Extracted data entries
####################

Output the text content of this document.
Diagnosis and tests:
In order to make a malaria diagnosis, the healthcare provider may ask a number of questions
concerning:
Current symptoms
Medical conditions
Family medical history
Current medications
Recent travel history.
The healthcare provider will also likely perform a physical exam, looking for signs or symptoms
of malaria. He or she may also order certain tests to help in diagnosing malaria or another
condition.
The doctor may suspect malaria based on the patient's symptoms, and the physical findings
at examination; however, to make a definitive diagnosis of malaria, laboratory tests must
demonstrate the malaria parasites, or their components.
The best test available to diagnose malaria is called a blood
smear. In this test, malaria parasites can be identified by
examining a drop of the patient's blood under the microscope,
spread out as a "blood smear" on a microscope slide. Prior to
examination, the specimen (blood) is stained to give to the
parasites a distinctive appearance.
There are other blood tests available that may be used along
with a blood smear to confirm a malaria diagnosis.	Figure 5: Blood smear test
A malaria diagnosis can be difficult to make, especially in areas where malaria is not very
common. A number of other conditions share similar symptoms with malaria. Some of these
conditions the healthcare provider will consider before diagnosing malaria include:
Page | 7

####################

Restate all of the entries exactly, please.

Output the text content of this document.
Diagnosis and tests:
In order to make a malaria diagnosis, the healthcare provider may ask a number of questions
concerning:
Current symptoms
Medical conditions
Family medical history
Current medications
Recent travel history.
The healthcare provider will also likely perform a physical exam, looking for signs or symptoms
of malaria. He or she may also order certain tests to help in diagnosing malaria or another
condition.
The doctor may suspect malaria based on the patient's symptoms, and the physical findings
at examination; however, to make a definitive diagnosis of malaria, laboratory tests must
demonstrate the malaria parasites, or their components.
The best test available to diagnose malaria is called a blood
smear. In this test, malaria parasites can be identified by
examining a drop of the patient's blood under the microscope,
spread out as a "blood smear" on a microscope slide. Prior to
examination, the specimen (blood) is stained to give to the
parasites a distinctive appearance.
There are other blood tests available that may be used along
with a blood smear to confirm a malaria diagnosis.	Figure 5: Blood smear test
A malaria diagnosis can be difficult to make, especially in areas where malaria is not very
common. A number of other conditions share similar symptoms with malaria. Some of these
conditions the healthcare provider will consider before diagnosing malaria include:
Page | 7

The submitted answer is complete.